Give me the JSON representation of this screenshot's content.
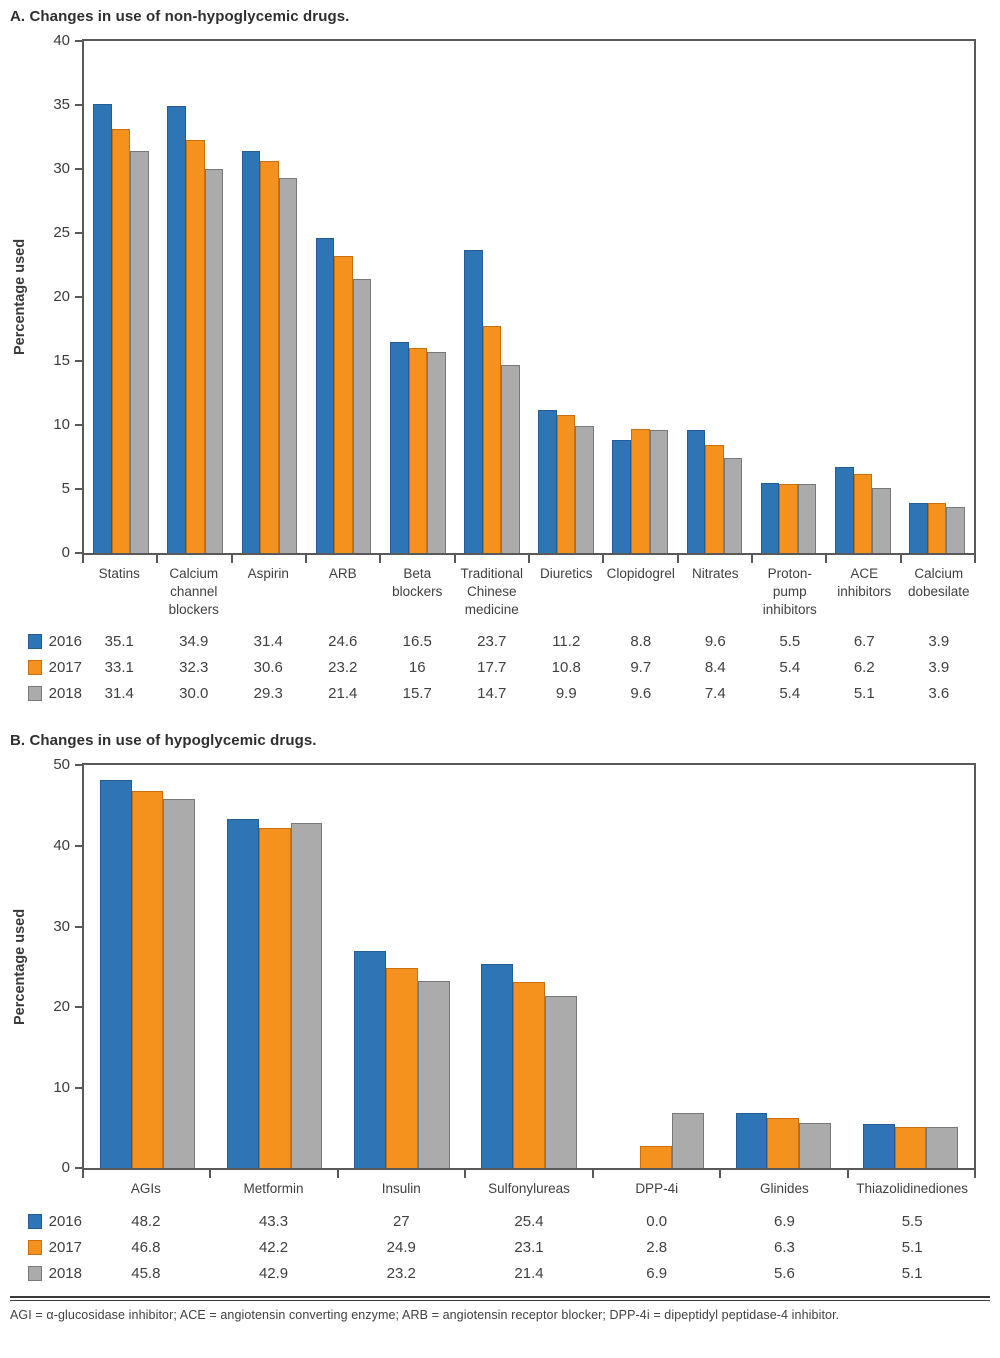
{
  "colors": {
    "axis": "#58595b",
    "text": "#414042",
    "series": {
      "2016": {
        "fill": "#2e75b6",
        "border": "#235d93"
      },
      "2017": {
        "fill": "#f5921e",
        "border": "#c96f0e"
      },
      "2018": {
        "fill": "#ababab",
        "border": "#77787b"
      }
    }
  },
  "footnote": "AGI = α-glucosidase inhibitor; ACE = angiotensin converting enzyme; ARB = angiotensin receptor blocker; DPP-4i = dipeptidyl peptidase-4 inhibitor.",
  "chart_data": [
    {
      "type": "bar",
      "title": "A. Changes in use of non-hypoglycemic drugs.",
      "ylabel": "Percentage used",
      "ylim": [
        0,
        40
      ],
      "ytick_step": 5,
      "grid": false,
      "legend_position": "table-below",
      "categories": [
        "Statins",
        "Calcium channel blockers",
        "Aspirin",
        "ARB",
        "Beta blockers",
        "Traditional Chinese medicine",
        "Diuretics",
        "Clopidogrel",
        "Nitrates",
        "Proton-pump inhibitors",
        "ACE inhibitors",
        "Calcium dobesilate"
      ],
      "categories_display": [
        "Statins",
        "Calcium\nchannel\nblockers",
        "Aspirin",
        "ARB",
        "Beta\nblockers",
        "Traditional\nChinese\nmedicine",
        "Diuretics",
        "Clopidogrel",
        "Nitrates",
        "Proton-\npump\ninhibitors",
        "ACE\ninhibitors",
        "Calcium\ndobesilate"
      ],
      "series": [
        {
          "name": "2016",
          "values": [
            35.1,
            34.9,
            31.4,
            24.6,
            16.5,
            23.7,
            11.2,
            8.8,
            9.6,
            5.5,
            6.7,
            3.9
          ],
          "display": [
            "35.1",
            "34.9",
            "31.4",
            "24.6",
            "16.5",
            "23.7",
            "11.2",
            "8.8",
            "9.6",
            "5.5",
            "6.7",
            "3.9"
          ]
        },
        {
          "name": "2017",
          "values": [
            33.1,
            32.3,
            30.6,
            23.2,
            16,
            17.7,
            10.8,
            9.7,
            8.4,
            5.4,
            6.2,
            3.9
          ],
          "display": [
            "33.1",
            "32.3",
            "30.6",
            "23.2",
            "16",
            "17.7",
            "10.8",
            "9.7",
            "8.4",
            "5.4",
            "6.2",
            "3.9"
          ]
        },
        {
          "name": "2018",
          "values": [
            31.4,
            30.0,
            29.3,
            21.4,
            15.7,
            14.7,
            9.9,
            9.6,
            7.4,
            5.4,
            5.1,
            3.6
          ],
          "display": [
            "31.4",
            "30.0",
            "29.3",
            "21.4",
            "15.7",
            "14.7",
            "9.9",
            "9.6",
            "7.4",
            "5.4",
            "5.1",
            "3.6"
          ]
        }
      ]
    },
    {
      "type": "bar",
      "title": "B. Changes in use of hypoglycemic drugs.",
      "ylabel": "Percentage used",
      "ylim": [
        0,
        50
      ],
      "ytick_step": 10,
      "grid": false,
      "legend_position": "table-below",
      "categories": [
        "AGIs",
        "Metformin",
        "Insulin",
        "Sulfonylureas",
        "DPP-4i",
        "Glinides",
        "Thiazolidinediones"
      ],
      "categories_display": [
        "AGIs",
        "Metformin",
        "Insulin",
        "Sulfonylureas",
        "DPP-4i",
        "Glinides",
        "Thiazolidinediones"
      ],
      "series": [
        {
          "name": "2016",
          "values": [
            48.2,
            43.3,
            27,
            25.4,
            0.0,
            6.9,
            5.5
          ],
          "display": [
            "48.2",
            "43.3",
            "27",
            "25.4",
            "0.0",
            "6.9",
            "5.5"
          ]
        },
        {
          "name": "2017",
          "values": [
            46.8,
            42.2,
            24.9,
            23.1,
            2.8,
            6.3,
            5.1
          ],
          "display": [
            "46.8",
            "42.2",
            "24.9",
            "23.1",
            "2.8",
            "6.3",
            "5.1"
          ]
        },
        {
          "name": "2018",
          "values": [
            45.8,
            42.9,
            23.2,
            21.4,
            6.9,
            5.6,
            5.1
          ],
          "display": [
            "45.8",
            "42.9",
            "23.2",
            "21.4",
            "6.9",
            "5.6",
            "5.1"
          ]
        }
      ]
    }
  ]
}
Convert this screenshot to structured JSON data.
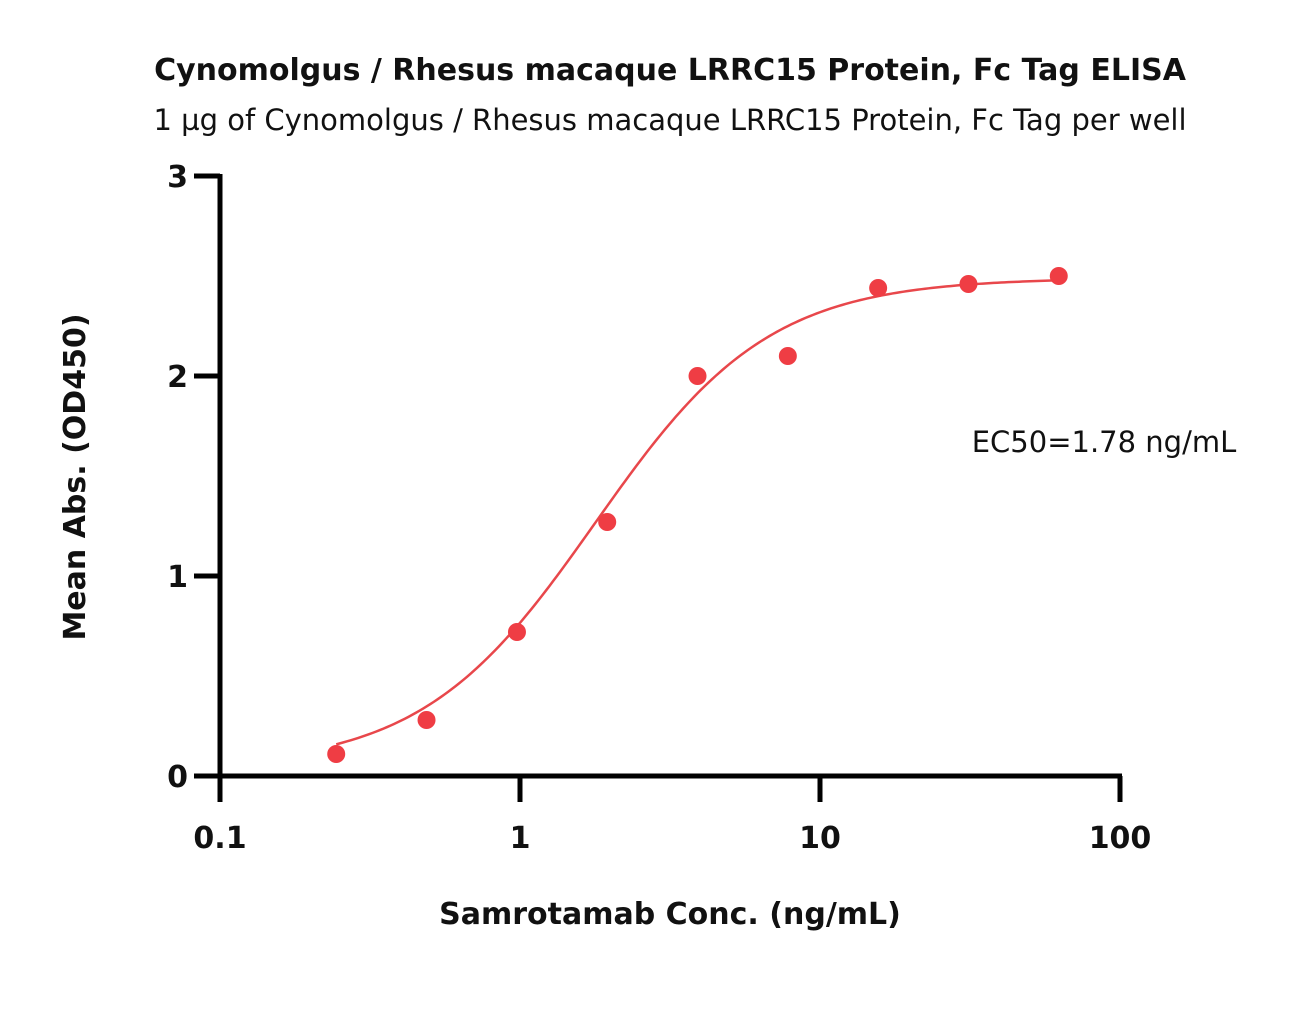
{
  "chart_data": {
    "type": "scatter",
    "title": "Cynomolgus / Rhesus macaque LRRC15 Protein, Fc Tag ELISA",
    "subtitle": "1 µg of Cynomolgus / Rhesus macaque LRRC15 Protein, Fc Tag per well",
    "xlabel": "Samrotamab Conc. (ng/mL)",
    "ylabel": "Mean Abs. (OD450)",
    "x_scale": "log",
    "xlim": [
      0.1,
      100
    ],
    "ylim": [
      0,
      3
    ],
    "x_ticks": [
      "0.1",
      "1",
      "10",
      "100"
    ],
    "y_ticks": [
      "0",
      "1",
      "2",
      "3"
    ],
    "grid": false,
    "annotation": "EC50=1.78 ng/mL",
    "series": [
      {
        "x": [
          0.244,
          0.488,
          0.977,
          1.953,
          3.906,
          7.813,
          15.625,
          31.25,
          62.5
        ],
        "y": [
          0.11,
          0.28,
          0.72,
          1.27,
          2.0,
          2.1,
          2.44,
          2.46,
          2.5
        ],
        "color": "#ef3d44"
      }
    ],
    "fit": {
      "bottom": 0.04,
      "top": 2.49,
      "ec50": 1.78,
      "hill": 1.5,
      "x_range": [
        0.244,
        62.5
      ],
      "color": "#e8474b"
    }
  }
}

• **PROMPT**
Return all the records exactly. Skip the pictures.

• **ANSWER SPACE**
Give me the JSON representation of this screenshot's content.
{
  "colors": {
    "axis": "#58595b",
    "text": "#414042",
    "series": {
      "2016": {
        "fill": "#2e75b6",
        "border": "#235d93"
      },
      "2017": {
        "fill": "#f5921e",
        "border": "#c96f0e"
      },
      "2018": {
        "fill": "#ababab",
        "border": "#77787b"
      }
    }
  },
  "footnote": "AGI = α-glucosidase inhibitor; ACE = angiotensin converting enzyme; ARB = angiotensin receptor blocker; DPP-4i = dipeptidyl peptidase-4 inhibitor.",
  "chart_data": [
    {
      "type": "bar",
      "title": "A. Changes in use of non-hypoglycemic drugs.",
      "ylabel": "Percentage used",
      "ylim": [
        0,
        40
      ],
      "ytick_step": 5,
      "grid": false,
      "legend_position": "table-below",
      "categories": [
        "Statins",
        "Calcium channel blockers",
        "Aspirin",
        "ARB",
        "Beta blockers",
        "Traditional Chinese medicine",
        "Diuretics",
        "Clopidogrel",
        "Nitrates",
        "Proton-pump inhibitors",
        "ACE inhibitors",
        "Calcium dobesilate"
      ],
      "categories_display": [
        "Statins",
        "Calcium\nchannel\nblockers",
        "Aspirin",
        "ARB",
        "Beta\nblockers",
        "Traditional\nChinese\nmedicine",
        "Diuretics",
        "Clopidogrel",
        "Nitrates",
        "Proton-\npump\ninhibitors",
        "ACE\ninhibitors",
        "Calcium\ndobesilate"
      ],
      "series": [
        {
          "name": "2016",
          "values": [
            35.1,
            34.9,
            31.4,
            24.6,
            16.5,
            23.7,
            11.2,
            8.8,
            9.6,
            5.5,
            6.7,
            3.9
          ],
          "display": [
            "35.1",
            "34.9",
            "31.4",
            "24.6",
            "16.5",
            "23.7",
            "11.2",
            "8.8",
            "9.6",
            "5.5",
            "6.7",
            "3.9"
          ]
        },
        {
          "name": "2017",
          "values": [
            33.1,
            32.3,
            30.6,
            23.2,
            16,
            17.7,
            10.8,
            9.7,
            8.4,
            5.4,
            6.2,
            3.9
          ],
          "display": [
            "33.1",
            "32.3",
            "30.6",
            "23.2",
            "16",
            "17.7",
            "10.8",
            "9.7",
            "8.4",
            "5.4",
            "6.2",
            "3.9"
          ]
        },
        {
          "name": "2018",
          "values": [
            31.4,
            30.0,
            29.3,
            21.4,
            15.7,
            14.7,
            9.9,
            9.6,
            7.4,
            5.4,
            5.1,
            3.6
          ],
          "display": [
            "31.4",
            "30.0",
            "29.3",
            "21.4",
            "15.7",
            "14.7",
            "9.9",
            "9.6",
            "7.4",
            "5.4",
            "5.1",
            "3.6"
          ]
        }
      ]
    },
    {
      "type": "bar",
      "title": "B. Changes in use of hypoglycemic drugs.",
      "ylabel": "Percentage used",
      "ylim": [
        0,
        50
      ],
      "ytick_step": 10,
      "grid": false,
      "legend_position": "table-below",
      "categories": [
        "AGIs",
        "Metformin",
        "Insulin",
        "Sulfonylureas",
        "DPP-4i",
        "Glinides",
        "Thiazolidinediones"
      ],
      "categories_display": [
        "AGIs",
        "Metformin",
        "Insulin",
        "Sulfonylureas",
        "DPP-4i",
        "Glinides",
        "Thiazolidinediones"
      ],
      "series": [
        {
          "name": "2016",
          "values": [
            48.2,
            43.3,
            27,
            25.4,
            0.0,
            6.9,
            5.5
          ],
          "display": [
            "48.2",
            "43.3",
            "27",
            "25.4",
            "0.0",
            "6.9",
            "5.5"
          ]
        },
        {
          "name": "2017",
          "values": [
            46.8,
            42.2,
            24.9,
            23.1,
            2.8,
            6.3,
            5.1
          ],
          "display": [
            "46.8",
            "42.2",
            "24.9",
            "23.1",
            "2.8",
            "6.3",
            "5.1"
          ]
        },
        {
          "name": "2018",
          "values": [
            45.8,
            42.9,
            23.2,
            21.4,
            6.9,
            5.6,
            5.1
          ],
          "display": [
            "45.8",
            "42.9",
            "23.2",
            "21.4",
            "6.9",
            "5.6",
            "5.1"
          ]
        }
      ]
    }
  ]
}
Convert this screenshot to structured JSON data.
{
  "chart_data": {
    "type": "scatter",
    "title": "Cynomolgus / Rhesus macaque LRRC15 Protein, Fc Tag ELISA",
    "subtitle": "1 µg of Cynomolgus / Rhesus macaque LRRC15 Protein, Fc Tag per well",
    "xlabel": "Samrotamab Conc. (ng/mL)",
    "ylabel": "Mean Abs. (OD450)",
    "x_scale": "log",
    "xlim": [
      0.1,
      100
    ],
    "ylim": [
      0,
      3
    ],
    "x_ticks": [
      "0.1",
      "1",
      "10",
      "100"
    ],
    "y_ticks": [
      "0",
      "1",
      "2",
      "3"
    ],
    "grid": false,
    "annotation": "EC50=1.78 ng/mL",
    "series": [
      {
        "x": [
          0.244,
          0.488,
          0.977,
          1.953,
          3.906,
          7.813,
          15.625,
          31.25,
          62.5
        ],
        "y": [
          0.11,
          0.28,
          0.72,
          1.27,
          2.0,
          2.1,
          2.44,
          2.46,
          2.5
        ],
        "color": "#ef3d44"
      }
    ],
    "fit": {
      "bottom": 0.04,
      "top": 2.49,
      "ec50": 1.78,
      "hill": 1.5,
      "x_range": [
        0.244,
        62.5
      ],
      "color": "#e8474b"
    }
  }
}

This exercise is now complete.